## The task
Collect every line of the records below that contains the string "avatar", treating uppercase and lowercase as different.

(Element and coordinate records)
- - -

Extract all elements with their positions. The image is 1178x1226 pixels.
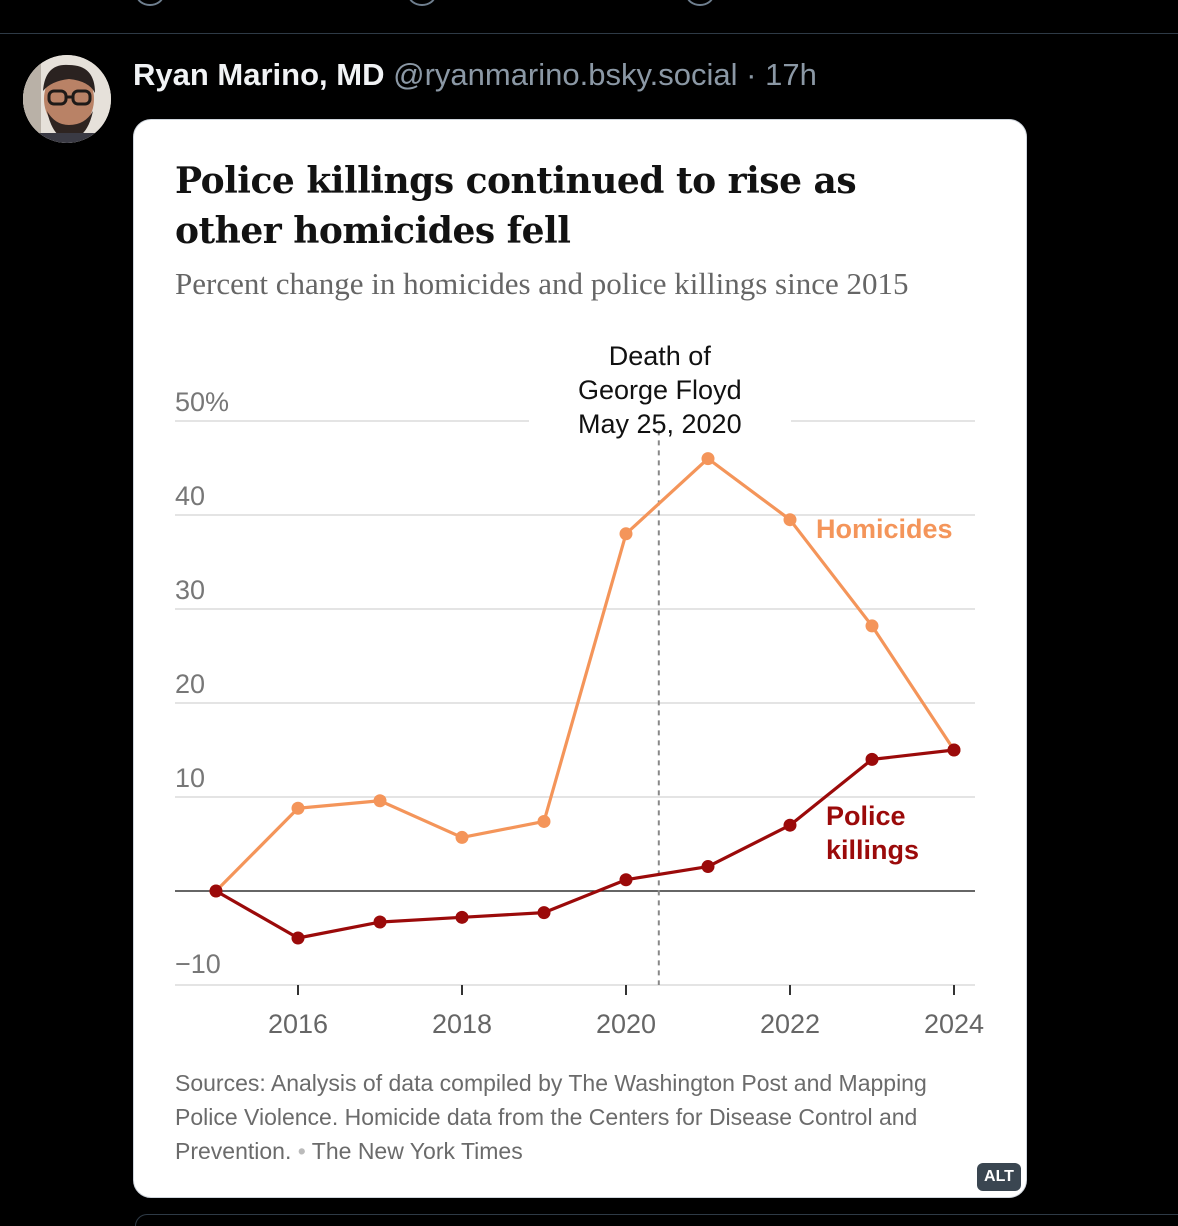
- x-tick-label: 2020: [596, 1009, 656, 1039]
- homicides-point: [537, 814, 551, 828]
- source-credit: The New York Times: [311, 1138, 523, 1164]
- police-killings-series-label: killings: [826, 835, 919, 865]
- header-separator: ·: [746, 57, 757, 92]
- x-tick-label: 2016: [268, 1009, 328, 1039]
- homicides-point: [701, 452, 715, 466]
- police-killings-line: [215, 748, 955, 940]
- next-post-edge: [135, 1214, 1178, 1226]
- police-killings-point: [291, 931, 305, 945]
- annotation-text: Death of: [609, 341, 712, 371]
- x-tick-label: 2022: [760, 1009, 820, 1039]
- line-chart: 50% 40 30 20 10 −10 2016 2018 2020 2022 2024 Death …: [175, 341, 984, 1039]
- post-image[interactable]: 50% 40 30 20 10 −10 2016 2018 2020 2022 2024 Death …: [133, 119, 1027, 1198]
- y-tick-label: −10: [175, 949, 221, 979]
- y-tick-label: 40: [175, 481, 205, 511]
- source-dot: •: [297, 1138, 306, 1164]
- avatar[interactable]: [23, 55, 111, 143]
- reply-icon[interactable]: [136, 0, 164, 6]
- police-killings-point: [619, 873, 633, 887]
- y-tick-label: 20: [175, 669, 205, 699]
- police-killings-point: [865, 752, 879, 766]
- y-tick-label: 50%: [175, 387, 229, 417]
- homicides-series-label: Homicides: [816, 514, 953, 544]
- police-killings-series-label: Police: [826, 801, 906, 831]
- avatar-image: [23, 55, 111, 143]
- x-tick-label: 2018: [432, 1009, 492, 1039]
- source-text: Sources: Analysis of data compiled by Th…: [175, 1070, 927, 1164]
- homicides-point: [783, 513, 797, 527]
- homicides-point: [291, 801, 305, 815]
- police-killings-point: [455, 910, 469, 924]
- police-killings-point: [373, 915, 387, 929]
- police-killings-point: [783, 818, 797, 832]
- post-header: Ryan Marino, MD @ryanmarino.bsky.social …: [133, 55, 817, 95]
- homicides-point: [865, 619, 879, 633]
- annotation-text: George Floyd: [578, 375, 742, 405]
- y-tick-label: 10: [175, 763, 205, 793]
- x-tick-label: 2024: [924, 1009, 984, 1039]
- homicides-point: [455, 830, 469, 844]
- y-tick-label: 30: [175, 575, 205, 605]
- police-killings-point: [537, 906, 551, 920]
- police-killings-point: [701, 860, 715, 874]
- like-icon[interactable]: [686, 0, 714, 6]
- post-time[interactable]: 17h: [765, 57, 817, 92]
- repost-icon[interactable]: [408, 0, 436, 6]
- police-killings-point: [209, 884, 223, 898]
- author-handle[interactable]: @ryanmarino.bsky.social: [393, 57, 738, 92]
- chart-subtitle: Percent change in homicides and police k…: [175, 266, 909, 301]
- police-killings-point: [947, 743, 961, 757]
- alt-badge[interactable]: ALT: [977, 1163, 1021, 1191]
- homicides-point: [619, 527, 633, 541]
- author-name[interactable]: Ryan Marino, MD: [133, 57, 385, 92]
- previous-post-actions: [0, 0, 1178, 8]
- homicides-point: [373, 794, 387, 808]
- chart-title: Police killings continued to rise as oth…: [175, 160, 857, 252]
- chart-source: Sources: Analysis of data compiled by Th…: [175, 1066, 975, 1168]
- post-divider: [0, 33, 1178, 34]
- annotation-text: May 25, 2020: [578, 409, 742, 439]
- homicides-line: [214, 457, 956, 893]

- - -

## Full answer
- avatar[interactable]: [23, 55, 111, 143]
- avatar-image: [23, 55, 111, 143]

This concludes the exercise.